━━━━━ Material provided ━━━━━
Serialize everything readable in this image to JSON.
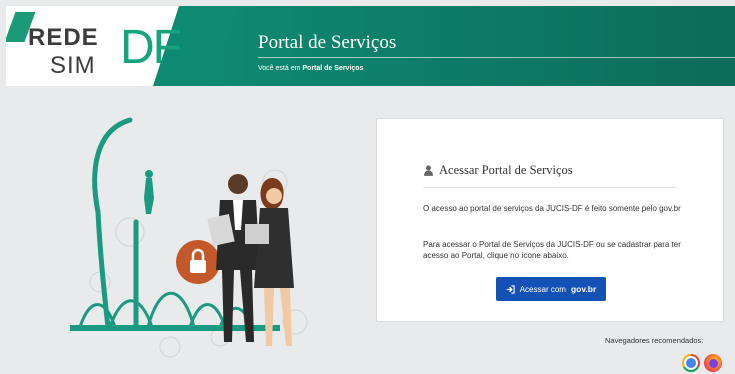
{
  "header": {
    "logo_rede": "REDE",
    "logo_sim": "SIM",
    "logo_df": "DF",
    "title": "Portal de Serviços",
    "breadcrumb_prefix": "Você está em",
    "breadcrumb_current": "Portal de Serviços"
  },
  "card": {
    "title": "Acessar Portal de Serviços",
    "paragraph_1": "O acesso ao portal de serviços da JUCIS-DF é feito somente pelo gov.br",
    "paragraph_2": "Para acessar o Portal de Serviços da JUCIS-DF ou se cadastrar para ter acesso ao Portal, clique no ícone abaixo.",
    "button_label": "Acessar com",
    "button_brand": "gov.br"
  },
  "footer": {
    "browsers_label": "Navegadores recomendados:",
    "browsers": [
      "chrome-icon",
      "firefox-icon"
    ]
  },
  "colors": {
    "teal": "#0f8a72",
    "logo_green": "#17a37b",
    "button_blue": "#1351b4"
  }
}
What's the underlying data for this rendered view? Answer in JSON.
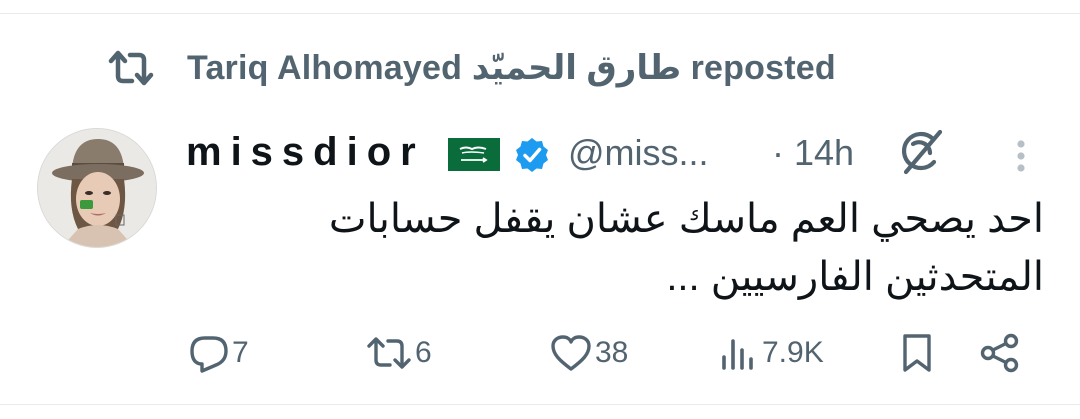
{
  "repost": {
    "text": "Tariq Alhomayed طارق الحميّد reposted"
  },
  "tweet": {
    "display_name": "missdior",
    "handle": "@miss...",
    "time": "· 14h",
    "text": "احد يصحي العم ماسك عشان يقفل  حسابات المتحدثين الفارسيين ..."
  },
  "actions": {
    "replies": "7",
    "reposts": "6",
    "likes": "38",
    "views": "7.9K"
  },
  "colors": {
    "secondary_text": "#536471",
    "verified": "#1d9bf0",
    "flag_green": "#0a6b3b"
  },
  "icons": {
    "repost": "repost-icon",
    "verified": "verified-badge-icon",
    "grok": "grok-icon",
    "more": "more-dots-icon",
    "reply": "reply-icon",
    "like": "heart-icon",
    "views": "views-icon",
    "bookmark": "bookmark-icon",
    "share": "share-icon"
  }
}
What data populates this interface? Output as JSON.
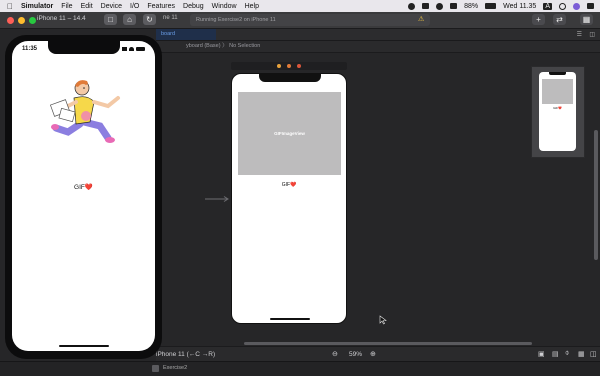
{
  "menubar": {
    "apple": "",
    "app_name": "Simulator",
    "items": [
      "File",
      "Edit",
      "Device",
      "I/O",
      "Features",
      "Debug",
      "Window",
      "Help"
    ],
    "battery": "88%",
    "clock": "Wed 11.35",
    "input_source": "A"
  },
  "toolbar": {
    "window_title": "iPhone 11 – 14.4",
    "scheme_partial": "ne 11",
    "status_text": "Running Exercise2 on iPhone 11",
    "warning_icon": "warning-icon"
  },
  "editor": {
    "tab_label": "board",
    "breadcrumb": "yboard (Base)  〉 No Selection",
    "device_label": "iPhone 11 (←C →R)",
    "zoom": "59%",
    "bottom_tab": "Exercise2"
  },
  "storyboard": {
    "image_placeholder": "GIFImageView",
    "label_text": "GIF❤️"
  },
  "simulator": {
    "time": "11:35",
    "label_text": "GIF❤️"
  },
  "colors": {
    "accent": "#0a84ff",
    "menubar_bg": "#e9e7ec",
    "editor_bg": "#262628",
    "close": "#ff5f57",
    "minimize": "#febc2e",
    "zoom": "#28c840"
  }
}
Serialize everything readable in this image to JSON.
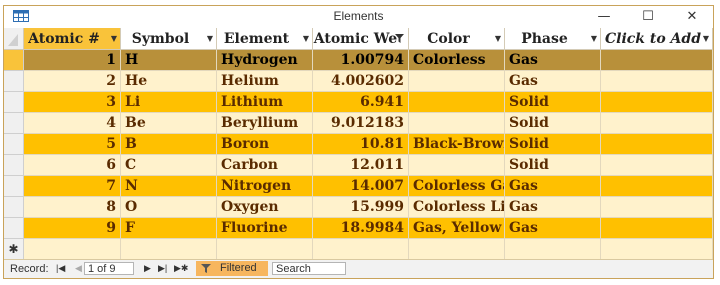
{
  "window": {
    "title": "Elements",
    "minimize": "—",
    "maximize": "☐",
    "close": "✕"
  },
  "columns": [
    {
      "label": "Atomic #"
    },
    {
      "label": "Symbol"
    },
    {
      "label": "Element"
    },
    {
      "label": "Atomic We"
    },
    {
      "label": "Color"
    },
    {
      "label": "Phase"
    },
    {
      "label": "Click to Add"
    }
  ],
  "rows": [
    {
      "num": "1",
      "symbol": "H",
      "element": "Hydrogen",
      "weight": "1.00794",
      "color": "Colorless",
      "phase": "Gas"
    },
    {
      "num": "2",
      "symbol": "He",
      "element": "Helium",
      "weight": "4.002602",
      "color": "",
      "phase": "Gas"
    },
    {
      "num": "3",
      "symbol": "Li",
      "element": "Lithium",
      "weight": "6.941",
      "color": "",
      "phase": "Solid"
    },
    {
      "num": "4",
      "symbol": "Be",
      "element": "Beryllium",
      "weight": "9.012183",
      "color": "",
      "phase": "Solid"
    },
    {
      "num": "5",
      "symbol": "B",
      "element": "Boron",
      "weight": "10.81",
      "color": "Black-Brown",
      "phase": "Solid"
    },
    {
      "num": "6",
      "symbol": "C",
      "element": "Carbon",
      "weight": "12.011",
      "color": "",
      "phase": "Solid"
    },
    {
      "num": "7",
      "symbol": "N",
      "element": "Nitrogen",
      "weight": "14.007",
      "color": "Colorless Ga",
      "phase": "Gas"
    },
    {
      "num": "8",
      "symbol": "O",
      "element": "Oxygen",
      "weight": "15.999",
      "color": "Colorless Liq",
      "phase": "Gas"
    },
    {
      "num": "9",
      "symbol": "F",
      "element": "Fluorine",
      "weight": "18.9984",
      "color": "Gas, Yellow",
      "phase": "Gas"
    }
  ],
  "new_row_marker": "✱",
  "statusbar": {
    "record_label": "Record:",
    "record_value": "1 of 9",
    "filtered_label": "Filtered",
    "search_label": "Search"
  },
  "colors": {
    "row_alt_a": "#ffc000",
    "row_alt_b": "#fff2cc",
    "row_selected": "#b8903a",
    "header_selected": "#f9c33a"
  },
  "icons": [
    "table-icon",
    "filter-icon",
    "first-record-icon",
    "previous-record-icon",
    "next-record-icon",
    "last-record-icon",
    "new-record-icon"
  ]
}
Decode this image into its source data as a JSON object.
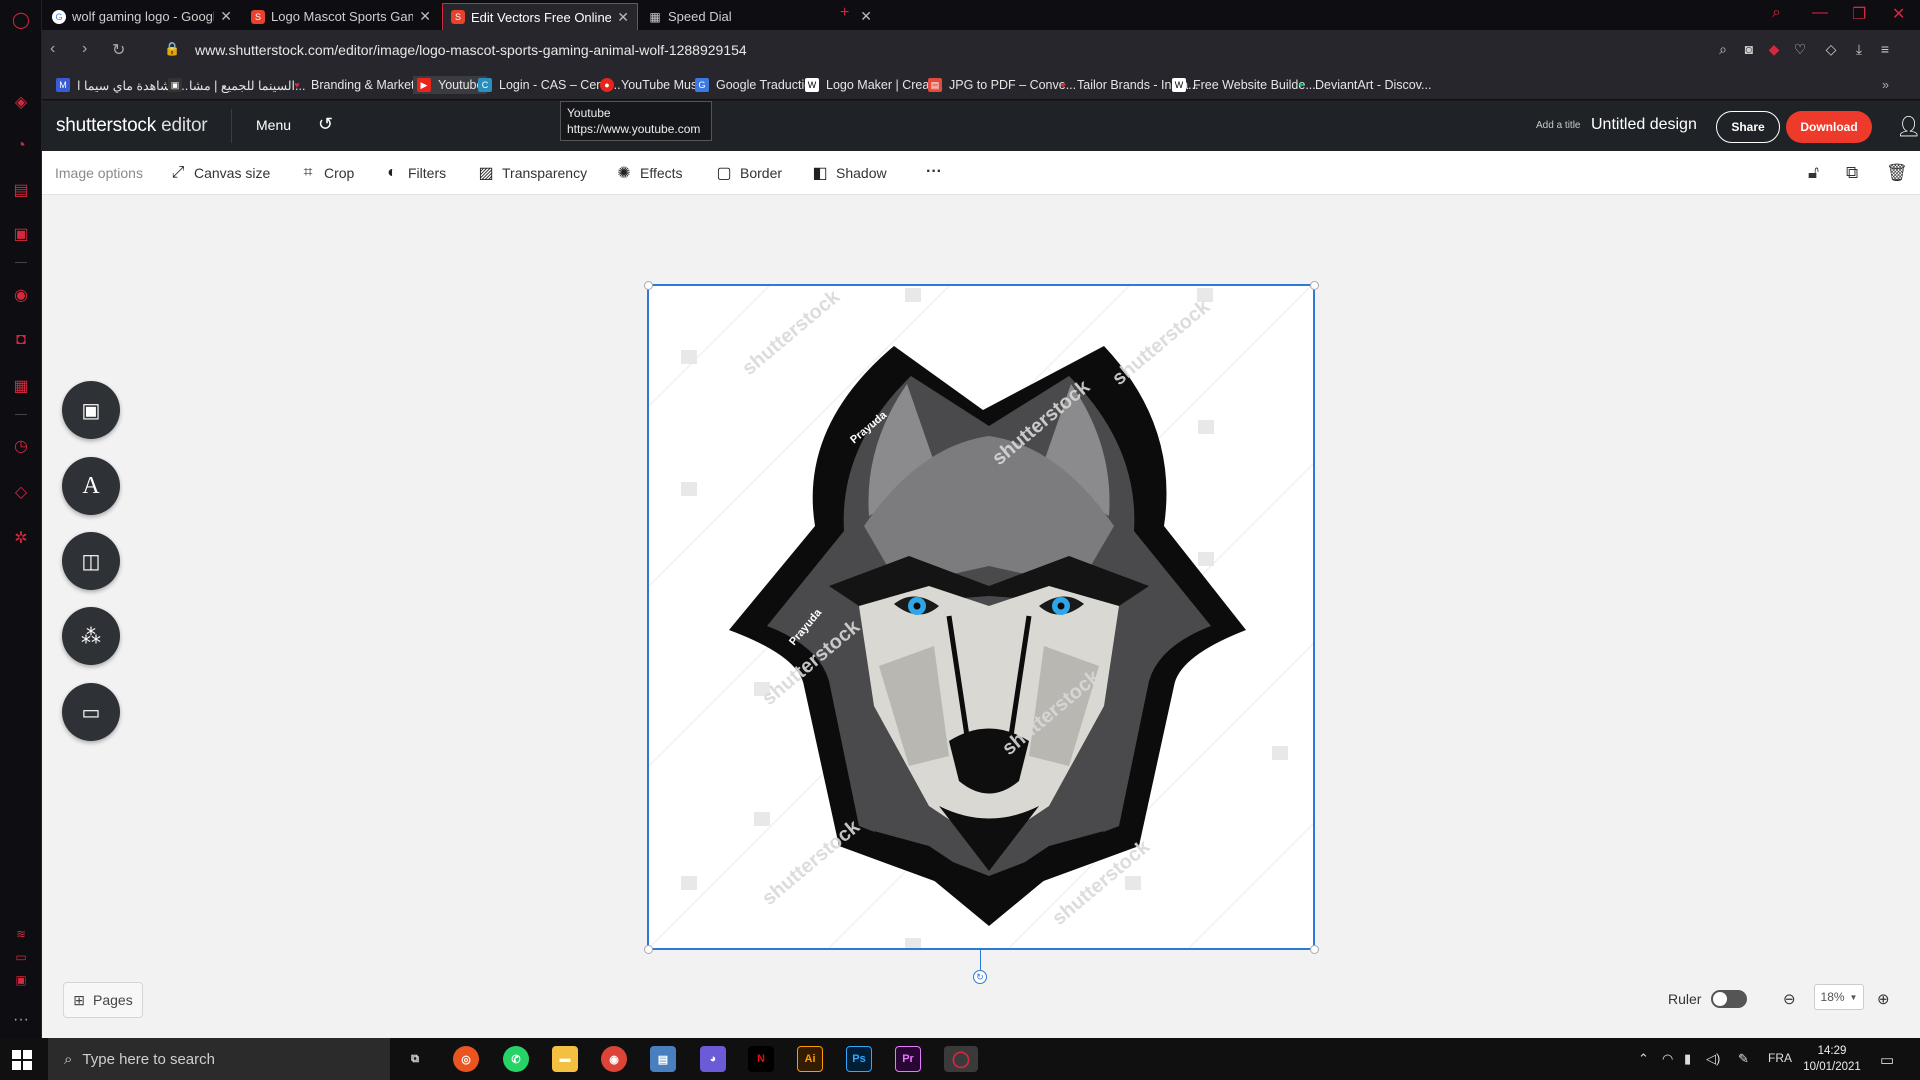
{
  "browser": {
    "tabs": [
      {
        "title": "wolf gaming logo - Google",
        "favicon": "google-icon",
        "color": "#ffffff"
      },
      {
        "title": "Logo Mascot Sports Gamin",
        "favicon": "shutterstock-icon",
        "color": "#e8412c"
      },
      {
        "title": "Edit Vectors Free Online - I",
        "favicon": "shutterstock-icon",
        "color": "#e8412c"
      },
      {
        "title": "Speed Dial",
        "favicon": "grid-icon",
        "color": "#cccccc"
      }
    ],
    "url": "www.shutterstock.com/editor/image/logo-mascot-sports-gaming-animal-wolf-1288929154",
    "bookmarks": [
      {
        "label": "مشاهدة ماي سيما ا...",
        "icon_color": "#3a5bd6",
        "icon": "M"
      },
      {
        "label": "السينما للجميع | مشا...",
        "icon_color": "#333333",
        "icon": "▣"
      },
      {
        "label": "Branding & Marketi...",
        "icon_color": "#d4283e",
        "icon": "♥"
      },
      {
        "label": "Youtube",
        "icon_color": "#e8251c",
        "icon": "▶"
      },
      {
        "label": "Login - CAS – Centr...",
        "icon_color": "#2a8fbf",
        "icon": "C"
      },
      {
        "label": "YouTube Music",
        "icon_color": "#e8251c",
        "icon": "●"
      },
      {
        "label": "Google Traduction",
        "icon_color": "#3d78e3",
        "icon": "G"
      },
      {
        "label": "Logo Maker | Creat...",
        "icon_color": "#ffffff",
        "icon": "W"
      },
      {
        "label": "JPG to PDF – Conve...",
        "icon_color": "#e34b3c",
        "icon": "▤"
      },
      {
        "label": "Tailor Brands - Insta...",
        "icon_color": "#d4283e",
        "icon": "♥"
      },
      {
        "label": "Free Website Builde...",
        "icon_color": "#ffffff",
        "icon": "W"
      },
      {
        "label": "DeviantArt - Discov...",
        "icon_color": "#06c26d",
        "icon": "✦"
      }
    ],
    "tooltip": {
      "line1": "Youtube",
      "line2": "https://www.youtube.com"
    }
  },
  "editor": {
    "logo_bold": "shutterstock",
    "logo_light": " editor",
    "menu_label": "Menu",
    "add_title_label": "Add a title",
    "design_title": "Untitled design",
    "share_label": "Share",
    "download_label": "Download",
    "accent": "#ee3a2a"
  },
  "toolbar": {
    "image_options": "Image options",
    "tools": [
      {
        "label": "Canvas size",
        "icon": "expand-icon"
      },
      {
        "label": "Crop",
        "icon": "crop-icon"
      },
      {
        "label": "Filters",
        "icon": "filters-icon"
      },
      {
        "label": "Transparency",
        "icon": "transparency-icon"
      },
      {
        "label": "Effects",
        "icon": "effects-icon"
      },
      {
        "label": "Border",
        "icon": "border-icon"
      },
      {
        "label": "Shadow",
        "icon": "shadow-icon"
      }
    ],
    "more": "···"
  },
  "canvas": {
    "left_panel": [
      "image-icon",
      "text-icon",
      "template-icon",
      "elements-icon",
      "folder-icon"
    ],
    "pages_label": "Pages",
    "ruler_label": "Ruler",
    "zoom": "18%",
    "watermark": "shutterstock",
    "credit": "Prayuda",
    "selection_color": "#2d79d6"
  },
  "taskbar": {
    "search_placeholder": "Type here to search",
    "language": "FRA",
    "time": "14:29",
    "date": "10/01/2021"
  }
}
━━━━━
▶ Set task: Check each line of the entries above for the word "Free". List the ones that have it.

▶ Complete response:
        "title": "Edit Vectors Free Online - I",
        "label": "Free Website Builde...",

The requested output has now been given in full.